▸ Aim of the exercise
Every entry below needs to be printed again exactly, with its pictures left out.

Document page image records
- - - - -

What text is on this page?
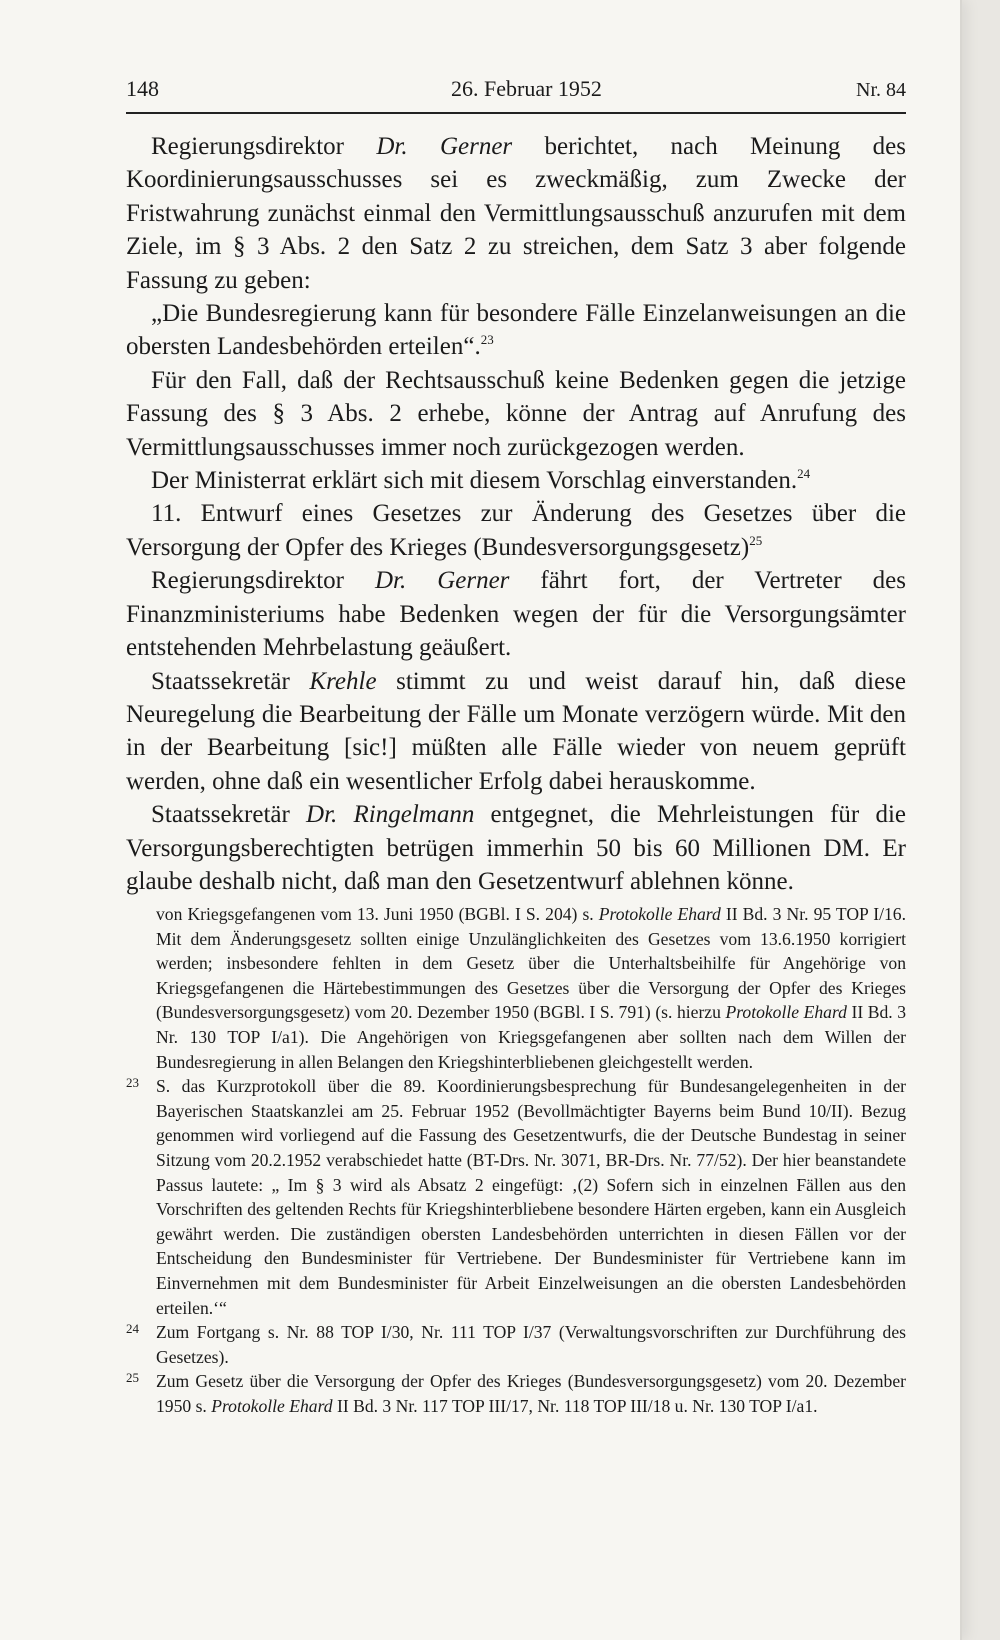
148	26. Februar 1952	Nr. 84

Regierungsdirektor Dr. Gerner berichtet, nach Meinung des Koordinierungsausschusses sei es zweckmäßig, zum Zwecke der Fristwahrung zunächst einmal den Vermittlungsausschuß anzurufen mit dem Ziele, im § 3 Abs. 2 den Satz 2 zu streichen, dem Satz 3 aber folgende Fassung zu geben:

„Die Bundesregierung kann für besondere Fälle Einzelanweisungen an die obersten Landesbehörden erteilen“.$^{23}$

Für den Fall, daß der Rechtsausschuß keine Bedenken gegen die jetzige Fassung des § 3 Abs. 2 erhebe, könne der Antrag auf Anrufung des Vermittlungsausschusses immer noch zurückgezogen werden.

Der Ministerrat erklärt sich mit diesem Vorschlag einverstanden.$^{24}$

11. Entwurf eines Gesetzes zur Änderung des Gesetzes über die Versorgung der Opfer des Krieges (Bundesversorgungsgesetz)$^{25}$

Regierungsdirektor Dr. Gerner fährt fort, der Vertreter des Finanzministeriums habe Bedenken wegen der für die Versorgungsämter entstehenden Mehrbelastung geäußert.

Staatssekretär Krehle stimmt zu und weist darauf hin, daß diese Neuregelung die Bearbeitung der Fälle um Monate verzögern würde. Mit den in der Bearbeitung [sic!] müßten alle Fälle wieder von neuem geprüft werden, ohne daß ein wesentlicher Erfolg dabei herauskomme.

Staatssekretär Dr. Ringelmann entgegnet, die Mehrleistungen für die Versorgungsberechtigten betrügen immerhin 50 bis 60 Millionen DM. Er glaube deshalb nicht, daß man den Gesetzentwurf ablehnen könne.

von Kriegsgefangenen vom 13. Juni 1950 (BGBl. I S. 204) s. Protokolle Ehard II Bd. 3 Nr. 95 TOP I/16. Mit dem Änderungsgesetz sollten einige Unzulänglichkeiten des Gesetzes vom 13.6.1950 korrigiert werden; insbesondere fehlten in dem Gesetz über die Unterhaltsbeihilfe für Angehörige von Kriegsgefangenen die Härtebestimmungen des Gesetzes über die Versorgung der Opfer des Krieges (Bundesversorgungsgesetz) vom 20. Dezember 1950 (BGBl. I S. 791) (s. hierzu Protokolle Ehard II Bd. 3 Nr. 130 TOP I/a1). Die Angehörigen von Kriegsgefangenen aber sollten nach dem Willen der Bundesregierung in allen Belangen den Kriegshinterbliebenen gleichgestellt werden.
23 S. das Kurzprotokoll über die 89. Koordinierungsbesprechung für Bundesangelegenheiten in der Bayerischen Staatskanzlei am 25. Februar 1952 (Bevollmächtigter Bayerns beim Bund 10/II). Bezug genommen wird vorliegend auf die Fassung des Gesetzentwurfs, die der Deutsche Bundestag in seiner Sitzung vom 20.2.1952 verabschiedet hatte (BT-Drs. Nr. 3071, BR-Drs. Nr. 77/52). Der hier beanstandete Passus lautete: „ Im § 3 wird als Absatz 2 eingefügt: ‚(2) Sofern sich in einzelnen Fällen aus den Vorschriften des geltenden Rechts für Kriegshinterbliebene besondere Härten ergeben, kann ein Ausgleich gewährt werden. Die zuständigen obersten Landesbehörden unterrichten in diesen Fällen vor der Entscheidung den Bundesminister für Vertriebene. Der Bundesminister für Vertriebene kann im Einvernehmen mit dem Bundesminister für Arbeit Einzelweisungen an die obersten Landesbehörden erteilen.‘“
24 Zum Fortgang s. Nr. 88 TOP I/30, Nr. 111 TOP I/37 (Verwaltungsvorschriften zur Durchführung des Gesetzes).
25 Zum Gesetz über die Versorgung der Opfer des Krieges (Bundesversorgungsgesetz) vom 20. Dezember 1950 s. Protokolle Ehard II Bd. 3 Nr. 117 TOP III/17, Nr. 118 TOP III/18 u. Nr. 130 TOP I/a1.
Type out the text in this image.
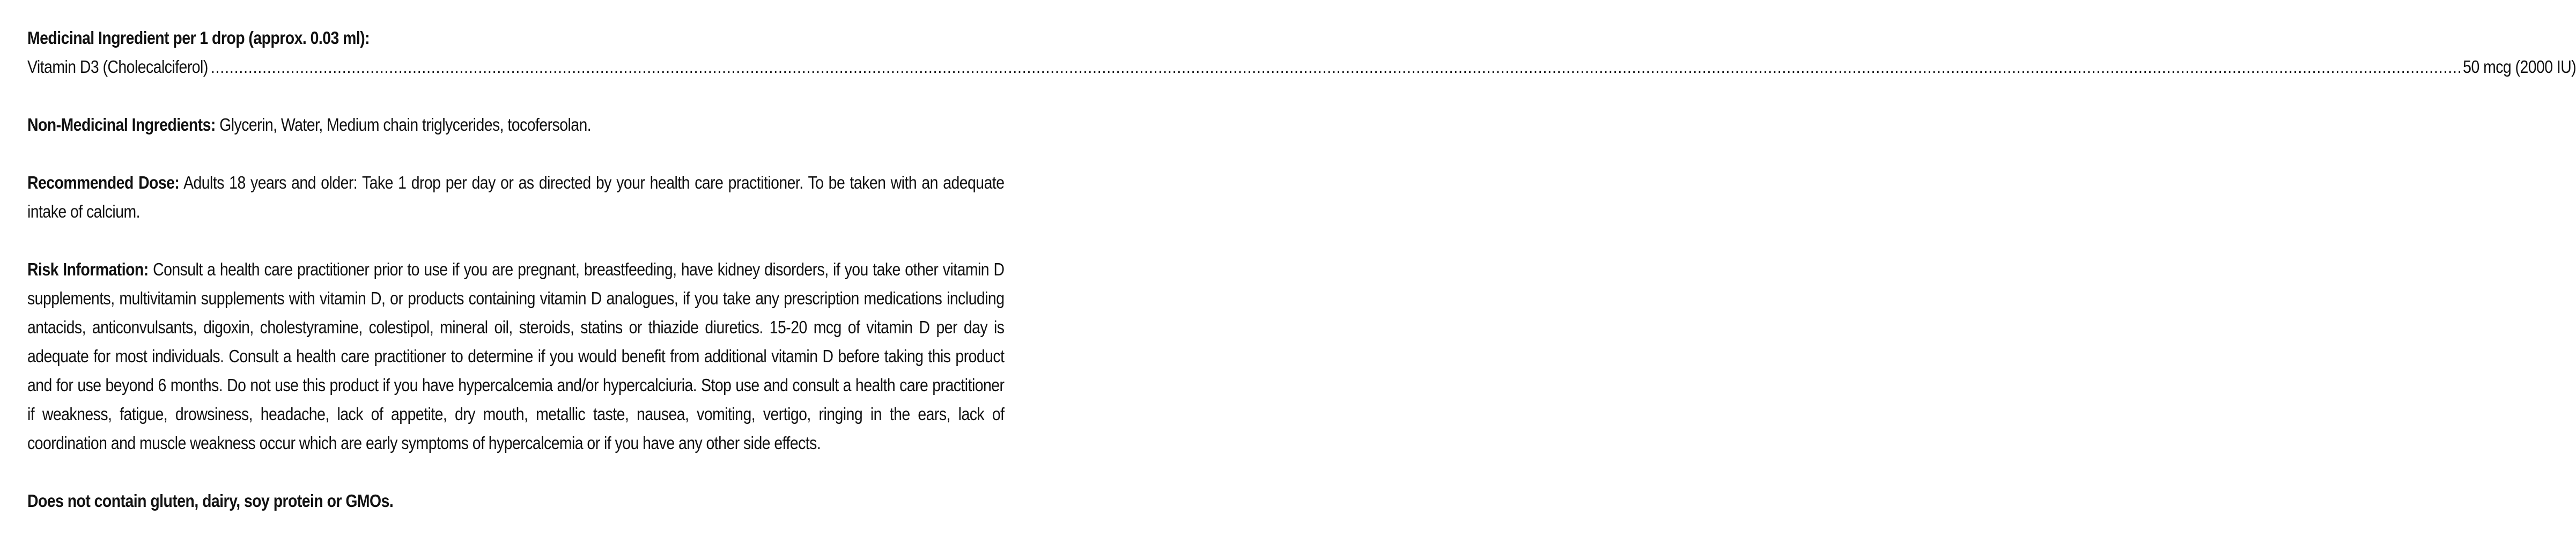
Medicinal Ingredient per 1 drop (approx. 0.03 ml):
Vitamin D3 (Cholecalciferol) ................................................................................................................................................................................................................................................................................................................................................................................................................................................................................................ 50 mcg (2000 IU)

Non-Medicinal Ingredients: Glycerin, Water, Medium chain triglycerides, tocofersolan.

Recommended Dose: Adults 18 years and older: Take 1 drop per day or as directed by your health care practitioner. To be taken with an adequate intake of calcium.

Risk Information: Consult a health care practitioner prior to use if you are pregnant, breastfeeding, have kidney disorders, if you take other vitamin D supplements, multivitamin supplements with vitamin D, or products containing vitamin D analogues, if you take any prescription medications including antacids, anticonvulsants, digoxin, cholestyramine, colestipol, mineral oil, steroids, statins or thiazide diuretics. 15-20 mcg of vitamin D per day is adequate for most individuals. Consult a health care practitioner to determine if you would benefit from additional vitamin D before taking this product and for use beyond 6 months. Do not use this product if you have hypercalcemia and/or hypercalciuria. Stop use and consult a health care practitioner if weakness, fatigue, drowsiness, headache, lack of appetite, dry mouth, metallic taste, nausea, vomiting, vertigo, ringing in the ears, lack of coordination and muscle weakness occur which are early symptoms of hypercalcemia or if you have any other side effects.

Does not contain gluten, dairy, soy protein or GMOs.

- - - - -

▸ Reply to the task
What text is on this page?
148	26. Februar 1952	Nr. 84

Regierungsdirektor Dr. Gerner berichtet, nach Meinung des Koordinierungsausschusses sei es zweckmäßig, zum Zwecke der Fristwahrung zunächst einmal den Vermittlungsausschuß anzurufen mit dem Ziele, im § 3 Abs. 2 den Satz 2 zu streichen, dem Satz 3 aber folgende Fassung zu geben:

„Die Bundesregierung kann für besondere Fälle Einzelanweisungen an die obersten Landesbehörden erteilen“.$^{23}$

Für den Fall, daß der Rechtsausschuß keine Bedenken gegen die jetzige Fassung des § 3 Abs. 2 erhebe, könne der Antrag auf Anrufung des Vermittlungsausschusses immer noch zurückgezogen werden.

Der Ministerrat erklärt sich mit diesem Vorschlag einverstanden.$^{24}$

11. Entwurf eines Gesetzes zur Änderung des Gesetzes über die Versorgung der Opfer des Krieges (Bundesversorgungsgesetz)$^{25}$

Regierungsdirektor Dr. Gerner fährt fort, der Vertreter des Finanzministeriums habe Bedenken wegen der für die Versorgungsämter entstehenden Mehrbelastung geäußert.

Staatssekretär Krehle stimmt zu und weist darauf hin, daß diese Neuregelung die Bearbeitung der Fälle um Monate verzögern würde. Mit den in der Bearbeitung [sic!] müßten alle Fälle wieder von neuem geprüft werden, ohne daß ein wesentlicher Erfolg dabei herauskomme.

Staatssekretär Dr. Ringelmann entgegnet, die Mehrleistungen für die Versorgungsberechtigten betrügen immerhin 50 bis 60 Millionen DM. Er glaube deshalb nicht, daß man den Gesetzentwurf ablehnen könne.

von Kriegsgefangenen vom 13. Juni 1950 (BGBl. I S. 204) s. Protokolle Ehard II Bd. 3 Nr. 95 TOP I/16. Mit dem Änderungsgesetz sollten einige Unzulänglichkeiten des Gesetzes vom 13.6.1950 korrigiert werden; insbesondere fehlten in dem Gesetz über die Unterhaltsbeihilfe für Angehörige von Kriegsgefangenen die Härtebestimmungen des Gesetzes über die Versorgung der Opfer des Krieges (Bundesversorgungsgesetz) vom 20. Dezember 1950 (BGBl. I S. 791) (s. hierzu Protokolle Ehard II Bd. 3 Nr. 130 TOP I/a1). Die Angehörigen von Kriegsgefangenen aber sollten nach dem Willen der Bundesregierung in allen Belangen den Kriegshinterbliebenen gleichgestellt werden.
23 S. das Kurzprotokoll über die 89. Koordinierungsbesprechung für Bundesangelegenheiten in der Bayerischen Staatskanzlei am 25. Februar 1952 (Bevollmächtigter Bayerns beim Bund 10/II). Bezug genommen wird vorliegend auf die Fassung des Gesetzentwurfs, die der Deutsche Bundestag in seiner Sitzung vom 20.2.1952 verabschiedet hatte (BT-Drs. Nr. 3071, BR-Drs. Nr. 77/52). Der hier beanstandete Passus lautete: „ Im § 3 wird als Absatz 2 eingefügt: ‚(2) Sofern sich in einzelnen Fällen aus den Vorschriften des geltenden Rechts für Kriegshinterbliebene besondere Härten ergeben, kann ein Ausgleich gewährt werden. Die zuständigen obersten Landesbehörden unterrichten in diesen Fällen vor der Entscheidung den Bundesminister für Vertriebene. Der Bundesminister für Vertriebene kann im Einvernehmen mit dem Bundesminister für Arbeit Einzelweisungen an die obersten Landesbehörden erteilen.‘“
24 Zum Fortgang s. Nr. 88 TOP I/30, Nr. 111 TOP I/37 (Verwaltungsvorschriften zur Durchführung des Gesetzes).
25 Zum Gesetz über die Versorgung der Opfer des Krieges (Bundesversorgungsgesetz) vom 20. Dezember 1950 s. Protokolle Ehard II Bd. 3 Nr. 117 TOP III/17, Nr. 118 TOP III/18 u. Nr. 130 TOP I/a1.
Type out the text in this image.
Medicinal Ingredient per 1 drop (approx. 0.03 ml):
Vitamin D3 (Cholecalciferol) ................................................................................................................................................................................................................................................................................................................................................................................................................................................................................................ 50 mcg (2000 IU)

Non-Medicinal Ingredients: Glycerin, Water, Medium chain triglycerides, tocofersolan.

Recommended Dose: Adults 18 years and older: Take 1 drop per day or as directed by your health care practitioner. To be taken with an adequate intake of calcium.

Risk Information: Consult a health care practitioner prior to use if you are pregnant, breastfeeding, have kidney disorders, if you take other vitamin D supplements, multivitamin supplements with vitamin D, or products containing vitamin D analogues, if you take any prescription medications including antacids, anticonvulsants, digoxin, cholestyramine, colestipol, mineral oil, steroids, statins or thiazide diuretics. 15-20 mcg of vitamin D per day is adequate for most individuals. Consult a health care practitioner to determine if you would benefit from additional vitamin D before taking this product and for use beyond 6 months. Do not use this product if you have hypercalcemia and/or hypercalciuria. Stop use and consult a health care practitioner if weakness, fatigue, drowsiness, headache, lack of appetite, dry mouth, metallic taste, nausea, vomiting, vertigo, ringing in the ears, lack of coordination and muscle weakness occur which are early symptoms of hypercalcemia or if you have any other side effects.

Does not contain gluten, dairy, soy protein or GMOs.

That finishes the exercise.